What you need to do:
Return each entry exactly, omitting nothing.

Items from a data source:
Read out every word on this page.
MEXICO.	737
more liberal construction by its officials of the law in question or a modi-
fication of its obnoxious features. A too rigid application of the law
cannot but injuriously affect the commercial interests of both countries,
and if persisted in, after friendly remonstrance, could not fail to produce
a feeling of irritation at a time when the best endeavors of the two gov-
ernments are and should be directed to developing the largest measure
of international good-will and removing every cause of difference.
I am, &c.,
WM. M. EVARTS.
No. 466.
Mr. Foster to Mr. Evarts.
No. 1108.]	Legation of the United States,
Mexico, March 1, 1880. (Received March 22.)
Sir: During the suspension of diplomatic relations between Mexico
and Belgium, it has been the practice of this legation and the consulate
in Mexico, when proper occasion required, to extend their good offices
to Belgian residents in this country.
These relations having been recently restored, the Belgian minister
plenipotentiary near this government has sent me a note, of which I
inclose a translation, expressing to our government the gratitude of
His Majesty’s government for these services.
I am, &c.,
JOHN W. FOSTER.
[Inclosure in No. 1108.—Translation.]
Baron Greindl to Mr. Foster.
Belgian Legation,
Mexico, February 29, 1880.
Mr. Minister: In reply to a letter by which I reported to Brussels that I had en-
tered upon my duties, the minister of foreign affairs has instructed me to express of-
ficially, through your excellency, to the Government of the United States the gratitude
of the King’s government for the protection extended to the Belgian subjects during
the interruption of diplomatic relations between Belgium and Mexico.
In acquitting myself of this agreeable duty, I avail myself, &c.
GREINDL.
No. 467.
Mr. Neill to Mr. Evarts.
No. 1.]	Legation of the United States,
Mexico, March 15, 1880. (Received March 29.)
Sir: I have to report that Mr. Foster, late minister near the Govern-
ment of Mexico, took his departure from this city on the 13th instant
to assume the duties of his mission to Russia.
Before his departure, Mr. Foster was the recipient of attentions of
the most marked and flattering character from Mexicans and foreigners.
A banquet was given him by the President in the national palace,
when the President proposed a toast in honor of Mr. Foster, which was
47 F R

Answer to the task:
Read out every word on this page.
MEXICO.	737
more liberal construction by its officials of the law in question or a modi-
fication of its obnoxious features. A too rigid application of the law
cannot but injuriously affect the commercial interests of both countries,
and if persisted in, after friendly remonstrance, could not fail to produce
a feeling of irritation at a time when the best endeavors of the two gov-
ernments are and should be directed to developing the largest measure
of international good-will and removing every cause of difference.
I am, &c.,
WM. M. EVARTS.
No. 466.
Mr. Foster to Mr. Evarts.
No. 1108.]	Legation of the United States,
Mexico, March 1, 1880. (Received March 22.)
Sir: During the suspension of diplomatic relations between Mexico
and Belgium, it has been the practice of this legation and the consulate
in Mexico, when proper occasion required, to extend their good offices
to Belgian residents in this country.
These relations having been recently restored, the Belgian minister
plenipotentiary near this government has sent me a note, of which I
inclose a translation, expressing to our government the gratitude of
His Majesty’s government for these services.
I am, &c.,
JOHN W. FOSTER.
[Inclosure in No. 1108.—Translation.]
Baron Greindl to Mr. Foster.
Belgian Legation,
Mexico, February 29, 1880.
Mr. Minister: In reply to a letter by which I reported to Brussels that I had en-
tered upon my duties, the minister of foreign affairs has instructed me to express of-
ficially, through your excellency, to the Government of the United States the gratitude
of the King’s government for the protection extended to the Belgian subjects during
the interruption of diplomatic relations between Belgium and Mexico.
In acquitting myself of this agreeable duty, I avail myself, &c.
GREINDL.
No. 467.
Mr. Neill to Mr. Evarts.
No. 1.]	Legation of the United States,
Mexico, March 15, 1880. (Received March 29.)
Sir: I have to report that Mr. Foster, late minister near the Govern-
ment of Mexico, took his departure from this city on the 13th instant
to assume the duties of his mission to Russia.
Before his departure, Mr. Foster was the recipient of attentions of
the most marked and flattering character from Mexicans and foreigners.
A banquet was given him by the President in the national palace,
when the President proposed a toast in honor of Mr. Foster, which was
47 F R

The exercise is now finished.